--- begin Data for this task ---

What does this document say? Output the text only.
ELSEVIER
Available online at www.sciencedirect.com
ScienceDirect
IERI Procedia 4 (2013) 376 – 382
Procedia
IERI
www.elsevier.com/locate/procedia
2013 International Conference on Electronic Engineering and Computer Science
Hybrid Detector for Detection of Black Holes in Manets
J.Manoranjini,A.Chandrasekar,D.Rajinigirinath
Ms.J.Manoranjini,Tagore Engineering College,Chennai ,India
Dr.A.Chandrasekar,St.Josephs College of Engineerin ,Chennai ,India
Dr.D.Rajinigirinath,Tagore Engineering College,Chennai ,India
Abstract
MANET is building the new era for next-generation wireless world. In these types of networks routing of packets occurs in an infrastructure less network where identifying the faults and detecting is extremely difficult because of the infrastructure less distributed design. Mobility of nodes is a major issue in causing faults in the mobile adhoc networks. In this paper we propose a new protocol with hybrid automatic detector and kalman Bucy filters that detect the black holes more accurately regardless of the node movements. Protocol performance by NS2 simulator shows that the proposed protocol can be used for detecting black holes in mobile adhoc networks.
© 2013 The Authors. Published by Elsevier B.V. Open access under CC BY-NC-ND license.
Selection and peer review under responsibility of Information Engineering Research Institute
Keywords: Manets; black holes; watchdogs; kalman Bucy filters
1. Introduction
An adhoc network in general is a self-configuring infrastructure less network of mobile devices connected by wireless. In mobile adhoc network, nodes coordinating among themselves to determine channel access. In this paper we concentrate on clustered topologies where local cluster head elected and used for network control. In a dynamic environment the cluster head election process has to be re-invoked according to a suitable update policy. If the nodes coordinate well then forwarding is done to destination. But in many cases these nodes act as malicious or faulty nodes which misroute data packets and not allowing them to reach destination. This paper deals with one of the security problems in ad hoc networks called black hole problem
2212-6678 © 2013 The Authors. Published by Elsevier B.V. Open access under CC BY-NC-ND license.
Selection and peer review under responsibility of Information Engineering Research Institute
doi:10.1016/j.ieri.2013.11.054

--- end Data for this task ---

• **Exercise directions**
Which lines contain "Manets"? Copy each of them.

• **Result of this exercise**
Hybrid Detector for Detection of Black Holes in Manets
Keywords: Manets; black holes; watchdogs; kalman Bucy filters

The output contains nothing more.